#### Task requirements:
Give an exact copy of every line, leaving images out.

#### Source data:

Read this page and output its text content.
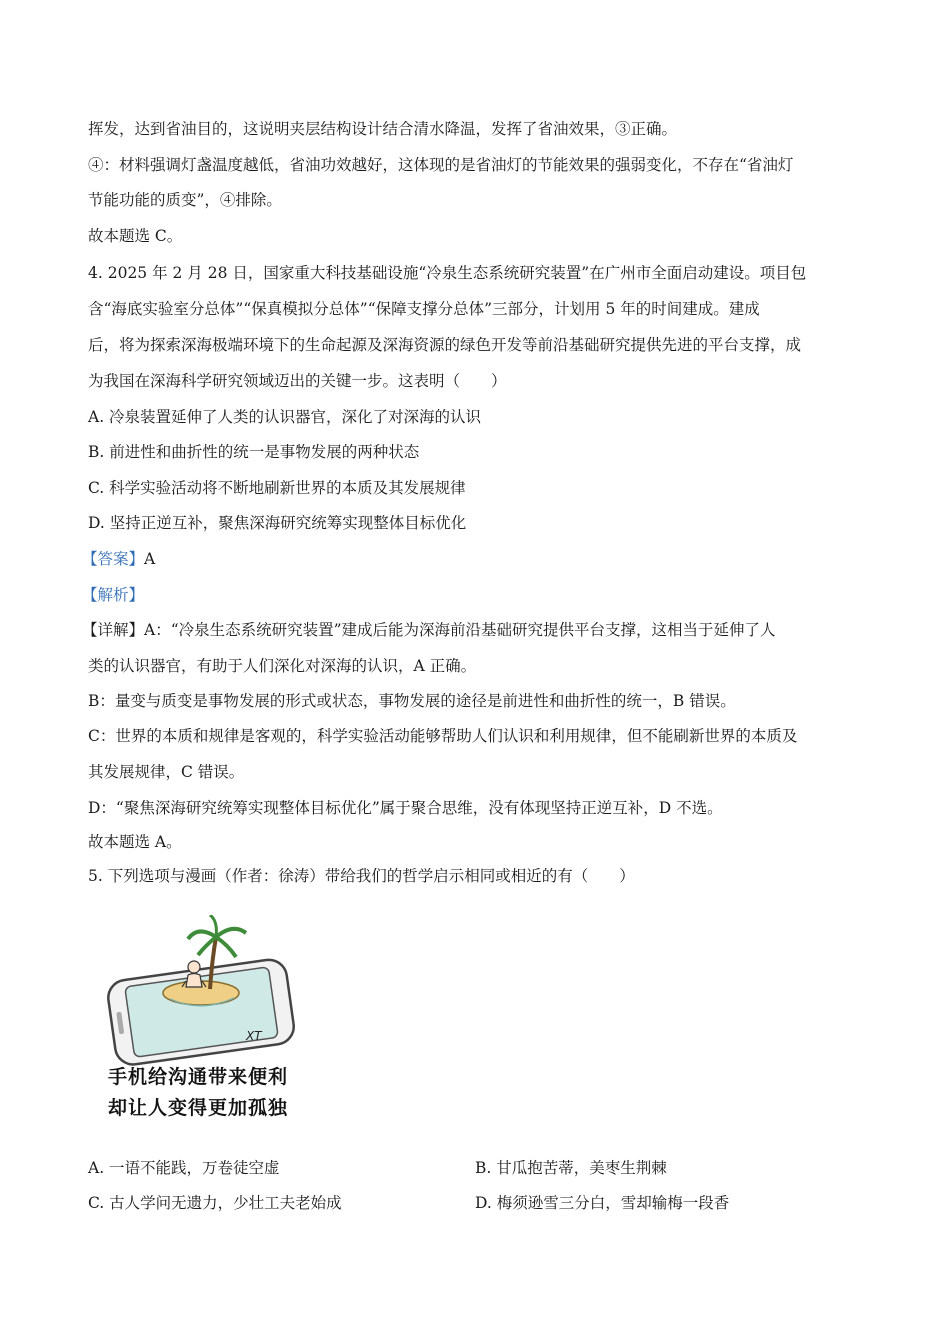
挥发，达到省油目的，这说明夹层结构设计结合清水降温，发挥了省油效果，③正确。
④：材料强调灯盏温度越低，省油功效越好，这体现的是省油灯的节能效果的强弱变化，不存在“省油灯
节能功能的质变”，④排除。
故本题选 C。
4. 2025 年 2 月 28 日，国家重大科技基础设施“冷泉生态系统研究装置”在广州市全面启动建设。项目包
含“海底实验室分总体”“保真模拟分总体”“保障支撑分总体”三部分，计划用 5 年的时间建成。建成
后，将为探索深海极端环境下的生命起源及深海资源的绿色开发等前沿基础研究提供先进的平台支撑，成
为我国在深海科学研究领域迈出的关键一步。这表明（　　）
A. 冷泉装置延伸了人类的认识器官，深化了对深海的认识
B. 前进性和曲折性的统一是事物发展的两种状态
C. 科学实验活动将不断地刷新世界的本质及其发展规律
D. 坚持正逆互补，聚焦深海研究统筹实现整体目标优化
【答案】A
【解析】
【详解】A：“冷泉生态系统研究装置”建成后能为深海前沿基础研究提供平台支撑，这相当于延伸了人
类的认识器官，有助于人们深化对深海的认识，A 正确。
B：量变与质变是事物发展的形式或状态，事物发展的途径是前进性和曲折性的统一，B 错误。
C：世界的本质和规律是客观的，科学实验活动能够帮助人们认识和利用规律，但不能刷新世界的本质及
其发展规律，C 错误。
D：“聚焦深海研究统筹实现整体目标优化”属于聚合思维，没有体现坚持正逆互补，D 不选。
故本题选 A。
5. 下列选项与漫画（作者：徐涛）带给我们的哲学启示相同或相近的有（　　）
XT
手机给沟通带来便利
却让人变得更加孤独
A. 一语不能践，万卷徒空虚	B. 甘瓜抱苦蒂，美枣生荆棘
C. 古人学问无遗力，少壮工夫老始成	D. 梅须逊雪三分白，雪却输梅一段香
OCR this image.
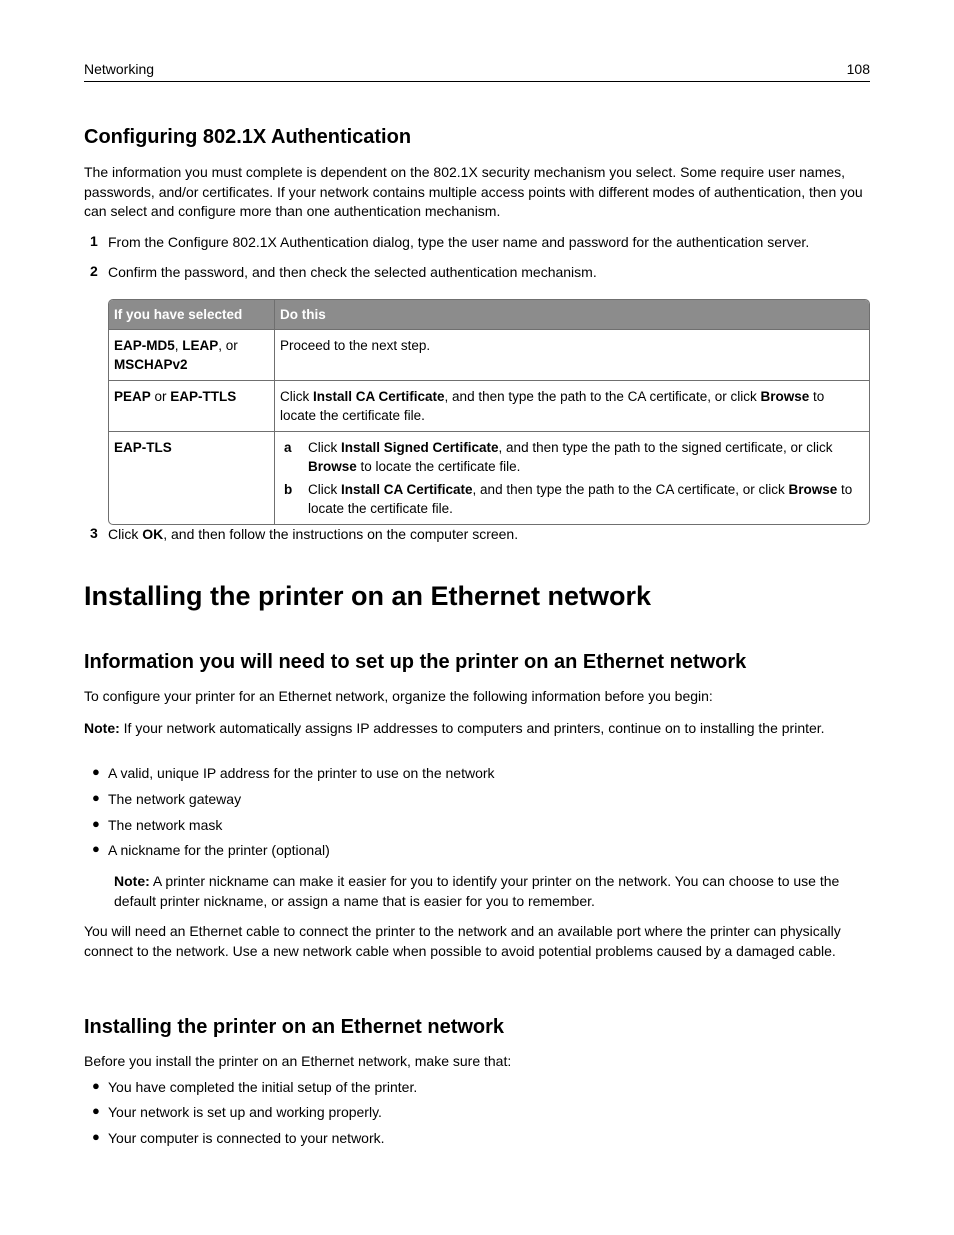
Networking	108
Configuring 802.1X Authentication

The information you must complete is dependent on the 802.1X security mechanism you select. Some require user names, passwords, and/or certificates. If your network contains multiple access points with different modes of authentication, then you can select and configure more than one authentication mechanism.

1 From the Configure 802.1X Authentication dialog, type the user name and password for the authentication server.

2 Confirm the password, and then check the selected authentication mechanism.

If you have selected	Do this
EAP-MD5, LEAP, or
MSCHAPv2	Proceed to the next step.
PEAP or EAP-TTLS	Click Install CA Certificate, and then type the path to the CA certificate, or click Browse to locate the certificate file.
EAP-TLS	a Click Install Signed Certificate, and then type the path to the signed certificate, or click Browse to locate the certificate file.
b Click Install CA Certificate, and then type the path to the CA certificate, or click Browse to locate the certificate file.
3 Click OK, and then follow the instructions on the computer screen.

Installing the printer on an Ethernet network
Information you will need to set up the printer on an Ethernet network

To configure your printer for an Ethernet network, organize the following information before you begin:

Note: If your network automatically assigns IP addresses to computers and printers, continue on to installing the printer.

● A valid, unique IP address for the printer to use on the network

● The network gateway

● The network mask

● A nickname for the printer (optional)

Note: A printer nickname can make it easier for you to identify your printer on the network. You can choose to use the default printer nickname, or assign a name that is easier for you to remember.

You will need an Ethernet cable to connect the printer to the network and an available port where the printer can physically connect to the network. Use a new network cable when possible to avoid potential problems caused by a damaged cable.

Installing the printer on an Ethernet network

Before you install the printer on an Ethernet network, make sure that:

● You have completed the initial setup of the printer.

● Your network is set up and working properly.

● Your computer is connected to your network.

#### Correct response:
Read this page and output its text content.
挥发，达到省油目的，这说明夹层结构设计结合清水降温，发挥了省油效果，③正确。
④：材料强调灯盏温度越低，省油功效越好，这体现的是省油灯的节能效果的强弱变化，不存在“省油灯
节能功能的质变”，④排除。
故本题选 C。
4. 2025 年 2 月 28 日，国家重大科技基础设施“冷泉生态系统研究装置”在广州市全面启动建设。项目包
含“海底实验室分总体”“保真模拟分总体”“保障支撑分总体”三部分，计划用 5 年的时间建成。建成
后，将为探索深海极端环境下的生命起源及深海资源的绿色开发等前沿基础研究提供先进的平台支撑，成
为我国在深海科学研究领域迈出的关键一步。这表明（　　）
A. 冷泉装置延伸了人类的认识器官，深化了对深海的认识
B. 前进性和曲折性的统一是事物发展的两种状态
C. 科学实验活动将不断地刷新世界的本质及其发展规律
D. 坚持正逆互补，聚焦深海研究统筹实现整体目标优化
【答案】A
【解析】
【详解】A：“冷泉生态系统研究装置”建成后能为深海前沿基础研究提供平台支撑，这相当于延伸了人
类的认识器官，有助于人们深化对深海的认识，A 正确。
B：量变与质变是事物发展的形式或状态，事物发展的途径是前进性和曲折性的统一，B 错误。
C：世界的本质和规律是客观的，科学实验活动能够帮助人们认识和利用规律，但不能刷新世界的本质及
其发展规律，C 错误。
D：“聚焦深海研究统筹实现整体目标优化”属于聚合思维，没有体现坚持正逆互补，D 不选。
故本题选 A。
5. 下列选项与漫画（作者：徐涛）带给我们的哲学启示相同或相近的有（　　）
XT
手机给沟通带来便利
却让人变得更加孤独
A. 一语不能践，万卷徒空虚	B. 甘瓜抱苦蒂，美枣生荆棘
C. 古人学问无遗力，少壮工夫老始成	D. 梅须逊雪三分白，雪却输梅一段香
OCR this image.
Networking	108
Configuring 802.1X Authentication

The information you must complete is dependent on the 802.1X security mechanism you select. Some require user names, passwords, and/or certificates. If your network contains multiple access points with different modes of authentication, then you can select and configure more than one authentication mechanism.

1 From the Configure 802.1X Authentication dialog, type the user name and password for the authentication server.

2 Confirm the password, and then check the selected authentication mechanism.

If you have selected	Do this
EAP-MD5, LEAP, or
MSCHAPv2	Proceed to the next step.
PEAP or EAP-TTLS	Click Install CA Certificate, and then type the path to the CA certificate, or click Browse to locate the certificate file.
EAP-TLS	a Click Install Signed Certificate, and then type the path to the signed certificate, or click Browse to locate the certificate file.
b Click Install CA Certificate, and then type the path to the CA certificate, or click Browse to locate the certificate file.
3 Click OK, and then follow the instructions on the computer screen.

Installing the printer on an Ethernet network
Information you will need to set up the printer on an Ethernet network

To configure your printer for an Ethernet network, organize the following information before you begin:

Note: If your network automatically assigns IP addresses to computers and printers, continue on to installing the printer.

● A valid, unique IP address for the printer to use on the network

● The network gateway

● The network mask

● A nickname for the printer (optional)

Note: A printer nickname can make it easier for you to identify your printer on the network. You can choose to use the default printer nickname, or assign a name that is easier for you to remember.

You will need an Ethernet cable to connect the printer to the network and an available port where the printer can physically connect to the network. Use a new network cable when possible to avoid potential problems caused by a damaged cable.

Installing the printer on an Ethernet network

Before you install the printer on an Ethernet network, make sure that:

● You have completed the initial setup of the printer.

● Your network is set up and working properly.

● Your computer is connected to your network.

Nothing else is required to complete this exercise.